JOB: Duplicate the listing below word for word, starting with the line containing "for every button, label, input, icon, or" and going on through the line containing "- product-list: Pizza".

RAW RECORDS:
>>>

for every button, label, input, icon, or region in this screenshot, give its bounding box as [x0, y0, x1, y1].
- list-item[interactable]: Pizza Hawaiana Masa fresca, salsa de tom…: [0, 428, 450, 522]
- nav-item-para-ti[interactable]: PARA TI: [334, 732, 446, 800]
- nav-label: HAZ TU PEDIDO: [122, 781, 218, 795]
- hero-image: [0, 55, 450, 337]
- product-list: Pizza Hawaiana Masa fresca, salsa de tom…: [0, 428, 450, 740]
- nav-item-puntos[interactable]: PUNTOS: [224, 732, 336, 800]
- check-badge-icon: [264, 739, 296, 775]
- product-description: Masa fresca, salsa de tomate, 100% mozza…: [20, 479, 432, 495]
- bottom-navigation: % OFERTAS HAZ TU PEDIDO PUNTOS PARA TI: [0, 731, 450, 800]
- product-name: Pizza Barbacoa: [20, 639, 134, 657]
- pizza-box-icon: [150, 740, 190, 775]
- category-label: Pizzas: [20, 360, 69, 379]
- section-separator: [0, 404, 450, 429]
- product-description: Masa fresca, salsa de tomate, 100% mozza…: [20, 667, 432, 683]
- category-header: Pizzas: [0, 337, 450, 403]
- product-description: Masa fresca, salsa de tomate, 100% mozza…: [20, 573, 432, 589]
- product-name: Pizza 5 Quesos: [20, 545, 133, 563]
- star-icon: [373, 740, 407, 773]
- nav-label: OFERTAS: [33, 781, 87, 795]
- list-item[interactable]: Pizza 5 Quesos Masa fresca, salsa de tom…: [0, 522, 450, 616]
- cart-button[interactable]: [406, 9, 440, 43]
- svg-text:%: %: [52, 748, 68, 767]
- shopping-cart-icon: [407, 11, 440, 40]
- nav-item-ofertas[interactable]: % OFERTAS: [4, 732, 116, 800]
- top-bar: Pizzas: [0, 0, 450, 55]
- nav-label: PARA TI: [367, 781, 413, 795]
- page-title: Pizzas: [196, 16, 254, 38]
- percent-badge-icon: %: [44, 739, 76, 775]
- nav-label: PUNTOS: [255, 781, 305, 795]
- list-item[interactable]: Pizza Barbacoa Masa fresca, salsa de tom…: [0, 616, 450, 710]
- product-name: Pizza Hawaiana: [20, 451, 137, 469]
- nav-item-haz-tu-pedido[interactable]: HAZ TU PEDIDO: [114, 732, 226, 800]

<<<
>>>

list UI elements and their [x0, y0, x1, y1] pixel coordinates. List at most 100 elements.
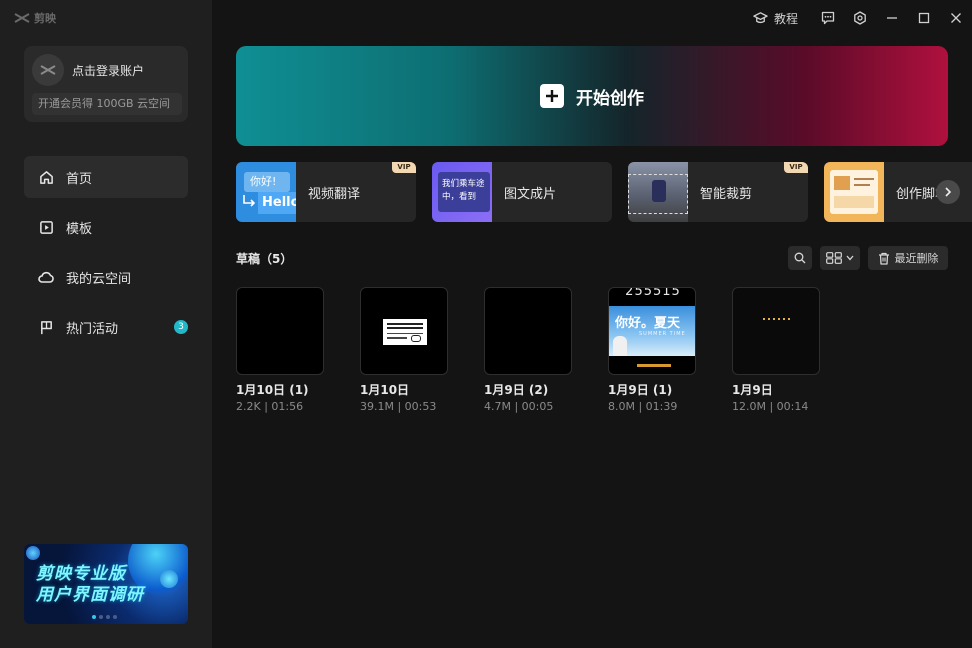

<<<
>>>

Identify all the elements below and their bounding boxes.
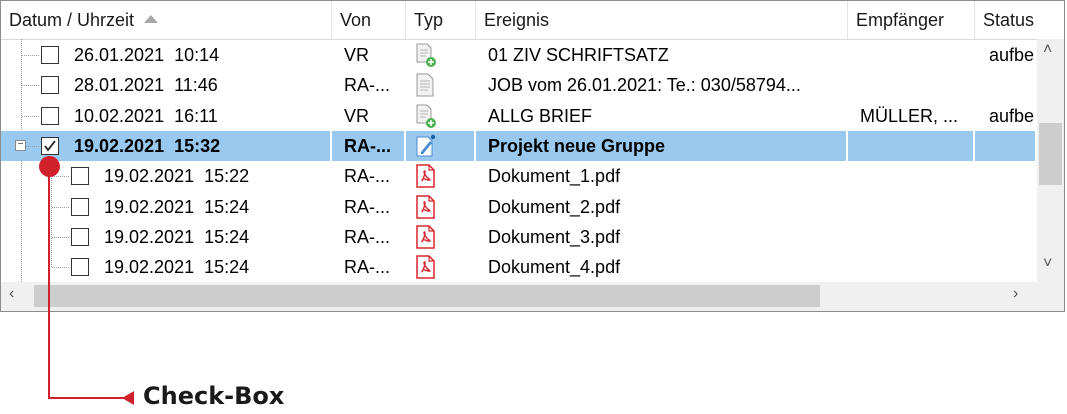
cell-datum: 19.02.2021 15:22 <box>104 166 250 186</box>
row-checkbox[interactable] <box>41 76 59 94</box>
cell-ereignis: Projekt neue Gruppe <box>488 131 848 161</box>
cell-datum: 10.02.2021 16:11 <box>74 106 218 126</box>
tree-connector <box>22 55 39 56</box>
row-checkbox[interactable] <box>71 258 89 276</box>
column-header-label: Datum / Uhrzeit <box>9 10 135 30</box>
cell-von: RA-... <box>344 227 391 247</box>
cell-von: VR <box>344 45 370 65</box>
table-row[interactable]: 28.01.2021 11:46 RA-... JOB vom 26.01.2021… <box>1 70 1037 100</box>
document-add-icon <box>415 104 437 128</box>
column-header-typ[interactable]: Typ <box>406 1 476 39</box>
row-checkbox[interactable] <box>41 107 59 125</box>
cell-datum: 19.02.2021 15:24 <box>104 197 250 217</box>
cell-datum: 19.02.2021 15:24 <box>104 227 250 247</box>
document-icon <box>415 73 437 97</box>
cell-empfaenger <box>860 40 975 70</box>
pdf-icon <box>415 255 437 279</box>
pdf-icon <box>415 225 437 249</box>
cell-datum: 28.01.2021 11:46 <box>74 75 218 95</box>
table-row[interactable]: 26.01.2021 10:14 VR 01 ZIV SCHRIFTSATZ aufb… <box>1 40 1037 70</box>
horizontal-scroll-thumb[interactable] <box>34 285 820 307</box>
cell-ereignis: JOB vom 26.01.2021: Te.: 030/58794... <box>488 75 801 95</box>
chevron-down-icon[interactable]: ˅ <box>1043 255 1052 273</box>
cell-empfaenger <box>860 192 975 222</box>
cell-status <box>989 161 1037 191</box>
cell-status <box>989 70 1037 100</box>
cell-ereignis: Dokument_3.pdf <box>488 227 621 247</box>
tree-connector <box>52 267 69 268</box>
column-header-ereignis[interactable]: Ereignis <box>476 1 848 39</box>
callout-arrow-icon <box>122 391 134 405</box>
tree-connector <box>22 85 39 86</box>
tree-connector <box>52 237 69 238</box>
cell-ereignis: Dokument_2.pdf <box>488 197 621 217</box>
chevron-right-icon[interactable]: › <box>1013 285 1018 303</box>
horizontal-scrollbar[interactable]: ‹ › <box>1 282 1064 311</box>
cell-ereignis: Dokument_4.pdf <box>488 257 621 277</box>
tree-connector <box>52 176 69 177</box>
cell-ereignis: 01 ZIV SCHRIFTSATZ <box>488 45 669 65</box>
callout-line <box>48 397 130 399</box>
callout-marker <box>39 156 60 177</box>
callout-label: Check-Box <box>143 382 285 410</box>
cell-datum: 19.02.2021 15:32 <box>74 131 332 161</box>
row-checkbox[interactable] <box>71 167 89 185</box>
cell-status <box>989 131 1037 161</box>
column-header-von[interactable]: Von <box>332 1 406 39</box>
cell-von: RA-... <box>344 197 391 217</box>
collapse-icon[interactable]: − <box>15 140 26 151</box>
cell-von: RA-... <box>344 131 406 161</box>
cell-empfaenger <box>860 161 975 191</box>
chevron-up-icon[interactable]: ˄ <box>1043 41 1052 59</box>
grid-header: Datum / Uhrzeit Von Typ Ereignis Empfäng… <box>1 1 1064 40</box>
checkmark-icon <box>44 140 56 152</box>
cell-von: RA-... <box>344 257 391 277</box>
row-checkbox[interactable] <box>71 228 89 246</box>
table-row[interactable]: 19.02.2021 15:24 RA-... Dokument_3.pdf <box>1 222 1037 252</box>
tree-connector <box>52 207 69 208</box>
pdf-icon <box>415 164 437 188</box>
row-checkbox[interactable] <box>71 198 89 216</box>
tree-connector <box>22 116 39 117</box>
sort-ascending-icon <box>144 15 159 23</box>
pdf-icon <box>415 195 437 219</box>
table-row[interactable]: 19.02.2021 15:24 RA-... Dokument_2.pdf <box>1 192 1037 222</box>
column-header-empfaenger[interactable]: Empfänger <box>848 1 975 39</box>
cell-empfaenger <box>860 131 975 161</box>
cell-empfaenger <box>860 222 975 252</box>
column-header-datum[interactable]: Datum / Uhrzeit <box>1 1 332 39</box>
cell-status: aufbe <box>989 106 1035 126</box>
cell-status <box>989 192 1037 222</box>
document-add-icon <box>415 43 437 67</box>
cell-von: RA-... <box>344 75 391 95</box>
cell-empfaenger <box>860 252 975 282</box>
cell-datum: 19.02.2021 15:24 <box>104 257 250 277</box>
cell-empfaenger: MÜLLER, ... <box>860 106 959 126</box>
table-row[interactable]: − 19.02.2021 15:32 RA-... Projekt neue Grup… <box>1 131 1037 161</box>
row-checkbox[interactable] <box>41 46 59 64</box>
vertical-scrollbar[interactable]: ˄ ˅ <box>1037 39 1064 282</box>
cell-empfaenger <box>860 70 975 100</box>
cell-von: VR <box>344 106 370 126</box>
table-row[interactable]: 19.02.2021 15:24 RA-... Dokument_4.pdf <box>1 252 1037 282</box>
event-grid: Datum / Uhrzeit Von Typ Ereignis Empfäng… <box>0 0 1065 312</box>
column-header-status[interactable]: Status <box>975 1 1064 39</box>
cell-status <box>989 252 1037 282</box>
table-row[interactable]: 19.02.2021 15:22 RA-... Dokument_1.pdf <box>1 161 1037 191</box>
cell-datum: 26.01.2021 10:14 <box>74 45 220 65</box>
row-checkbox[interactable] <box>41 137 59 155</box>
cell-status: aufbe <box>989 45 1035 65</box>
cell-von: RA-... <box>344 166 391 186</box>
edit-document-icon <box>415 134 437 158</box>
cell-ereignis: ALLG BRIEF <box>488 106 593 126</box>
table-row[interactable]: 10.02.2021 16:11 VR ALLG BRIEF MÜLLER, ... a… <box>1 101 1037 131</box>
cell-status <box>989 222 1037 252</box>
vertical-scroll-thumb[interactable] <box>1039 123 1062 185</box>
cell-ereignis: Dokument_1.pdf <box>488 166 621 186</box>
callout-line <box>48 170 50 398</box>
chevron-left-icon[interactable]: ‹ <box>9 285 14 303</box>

<<<

TASK SOLUTION:
for every button, label, input, icon, or region in this screenshot, give its bounding box as [x0, y0, x1, y1].
- list-item[interactable]: Pizza Hawaiana Masa fresca, salsa de tom…: [0, 428, 450, 522]
- nav-item-para-ti[interactable]: PARA TI: [334, 732, 446, 800]
- nav-label: HAZ TU PEDIDO: [122, 781, 218, 795]
- hero-image: [0, 55, 450, 337]
- product-list: Pizza Hawaiana Masa fresca, salsa de tom…: [0, 428, 450, 740]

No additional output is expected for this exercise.